== The task ==
Copy out every line that contains "electrical".

== Raw data ==
^^^^^^^^^^^^^^^^

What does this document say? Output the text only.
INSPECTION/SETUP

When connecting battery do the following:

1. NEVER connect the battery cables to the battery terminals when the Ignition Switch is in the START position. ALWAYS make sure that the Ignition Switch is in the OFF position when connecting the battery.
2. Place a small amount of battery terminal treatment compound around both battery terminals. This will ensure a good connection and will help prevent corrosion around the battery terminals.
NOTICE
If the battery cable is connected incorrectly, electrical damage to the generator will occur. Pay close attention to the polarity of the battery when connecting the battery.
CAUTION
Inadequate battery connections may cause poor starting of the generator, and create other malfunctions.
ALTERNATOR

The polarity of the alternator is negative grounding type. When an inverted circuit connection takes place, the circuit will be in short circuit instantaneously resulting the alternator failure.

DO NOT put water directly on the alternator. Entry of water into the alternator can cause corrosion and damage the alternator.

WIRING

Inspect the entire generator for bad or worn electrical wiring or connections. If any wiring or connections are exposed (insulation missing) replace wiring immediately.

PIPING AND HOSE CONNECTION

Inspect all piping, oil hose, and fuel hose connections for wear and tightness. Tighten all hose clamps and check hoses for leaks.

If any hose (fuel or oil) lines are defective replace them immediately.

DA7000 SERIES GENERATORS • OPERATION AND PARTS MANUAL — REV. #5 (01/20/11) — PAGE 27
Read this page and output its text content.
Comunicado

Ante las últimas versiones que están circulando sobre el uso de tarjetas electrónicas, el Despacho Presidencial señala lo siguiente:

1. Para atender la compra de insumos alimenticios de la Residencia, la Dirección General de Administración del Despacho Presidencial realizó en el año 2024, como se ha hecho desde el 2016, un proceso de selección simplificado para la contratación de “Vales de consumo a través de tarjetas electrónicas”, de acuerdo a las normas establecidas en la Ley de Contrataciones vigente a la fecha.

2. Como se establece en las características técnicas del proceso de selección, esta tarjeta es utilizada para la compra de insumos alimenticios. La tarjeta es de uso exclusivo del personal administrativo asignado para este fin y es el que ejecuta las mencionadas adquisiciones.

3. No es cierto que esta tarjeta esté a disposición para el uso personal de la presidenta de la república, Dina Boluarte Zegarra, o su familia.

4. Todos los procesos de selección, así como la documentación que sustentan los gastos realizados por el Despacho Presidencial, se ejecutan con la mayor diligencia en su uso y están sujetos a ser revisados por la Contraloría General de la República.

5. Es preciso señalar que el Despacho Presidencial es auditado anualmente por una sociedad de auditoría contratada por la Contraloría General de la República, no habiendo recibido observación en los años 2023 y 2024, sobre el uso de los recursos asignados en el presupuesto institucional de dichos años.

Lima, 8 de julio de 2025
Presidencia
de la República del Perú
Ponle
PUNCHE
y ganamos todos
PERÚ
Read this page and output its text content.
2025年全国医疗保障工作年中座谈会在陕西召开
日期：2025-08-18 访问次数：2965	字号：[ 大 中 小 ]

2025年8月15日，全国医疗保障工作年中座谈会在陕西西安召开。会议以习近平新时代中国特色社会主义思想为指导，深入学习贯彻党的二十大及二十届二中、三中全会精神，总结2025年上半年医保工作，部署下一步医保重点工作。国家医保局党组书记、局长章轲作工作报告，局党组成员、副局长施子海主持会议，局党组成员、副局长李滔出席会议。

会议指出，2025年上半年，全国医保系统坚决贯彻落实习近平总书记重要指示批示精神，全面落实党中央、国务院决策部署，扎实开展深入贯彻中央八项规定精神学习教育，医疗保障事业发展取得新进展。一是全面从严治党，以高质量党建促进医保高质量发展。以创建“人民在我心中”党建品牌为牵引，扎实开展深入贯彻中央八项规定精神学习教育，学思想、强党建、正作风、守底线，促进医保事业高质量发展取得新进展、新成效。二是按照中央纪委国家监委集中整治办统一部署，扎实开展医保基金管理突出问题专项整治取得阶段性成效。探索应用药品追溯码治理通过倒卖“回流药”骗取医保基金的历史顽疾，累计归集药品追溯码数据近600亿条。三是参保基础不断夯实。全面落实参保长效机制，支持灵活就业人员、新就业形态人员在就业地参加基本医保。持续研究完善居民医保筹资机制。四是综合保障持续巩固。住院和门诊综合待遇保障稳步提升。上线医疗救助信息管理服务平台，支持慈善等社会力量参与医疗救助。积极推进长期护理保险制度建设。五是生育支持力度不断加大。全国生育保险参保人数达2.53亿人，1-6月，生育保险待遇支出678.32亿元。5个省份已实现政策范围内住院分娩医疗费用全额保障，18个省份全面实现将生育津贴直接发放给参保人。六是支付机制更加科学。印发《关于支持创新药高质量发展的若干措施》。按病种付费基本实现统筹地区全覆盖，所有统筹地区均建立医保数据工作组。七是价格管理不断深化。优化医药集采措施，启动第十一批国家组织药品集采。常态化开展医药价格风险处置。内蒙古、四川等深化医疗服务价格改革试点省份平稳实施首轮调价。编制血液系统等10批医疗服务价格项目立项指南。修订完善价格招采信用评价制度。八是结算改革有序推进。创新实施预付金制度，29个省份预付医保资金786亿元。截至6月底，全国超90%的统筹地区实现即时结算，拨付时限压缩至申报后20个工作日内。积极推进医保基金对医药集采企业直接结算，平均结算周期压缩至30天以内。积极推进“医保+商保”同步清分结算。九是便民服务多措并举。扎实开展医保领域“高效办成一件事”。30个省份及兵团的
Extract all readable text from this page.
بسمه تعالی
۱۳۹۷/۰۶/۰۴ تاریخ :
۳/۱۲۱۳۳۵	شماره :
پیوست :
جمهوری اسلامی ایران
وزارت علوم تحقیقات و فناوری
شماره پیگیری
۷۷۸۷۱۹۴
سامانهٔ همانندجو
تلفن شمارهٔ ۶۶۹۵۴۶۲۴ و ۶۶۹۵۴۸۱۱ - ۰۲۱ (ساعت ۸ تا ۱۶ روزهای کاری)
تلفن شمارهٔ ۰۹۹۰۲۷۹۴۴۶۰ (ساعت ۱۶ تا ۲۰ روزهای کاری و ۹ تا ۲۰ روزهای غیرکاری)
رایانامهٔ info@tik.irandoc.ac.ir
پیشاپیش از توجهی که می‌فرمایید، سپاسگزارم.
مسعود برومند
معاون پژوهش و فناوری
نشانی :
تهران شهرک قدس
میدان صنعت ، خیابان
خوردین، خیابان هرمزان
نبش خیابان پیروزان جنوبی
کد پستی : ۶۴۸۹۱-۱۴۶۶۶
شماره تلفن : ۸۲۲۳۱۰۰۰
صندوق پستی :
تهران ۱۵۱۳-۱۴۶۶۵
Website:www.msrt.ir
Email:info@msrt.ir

^^^^^^^^^^^^^^^^

== Result of the task ==
If the battery cable is connected incorrectly, electrical damage to the generator will occur. Pay close attention to the polarity of the battery when connecting the battery.
Inspect the entire generator for bad or worn electrical wiring or connections. If any wiring or connections are exposed (insulation missing) replace wiring immediately.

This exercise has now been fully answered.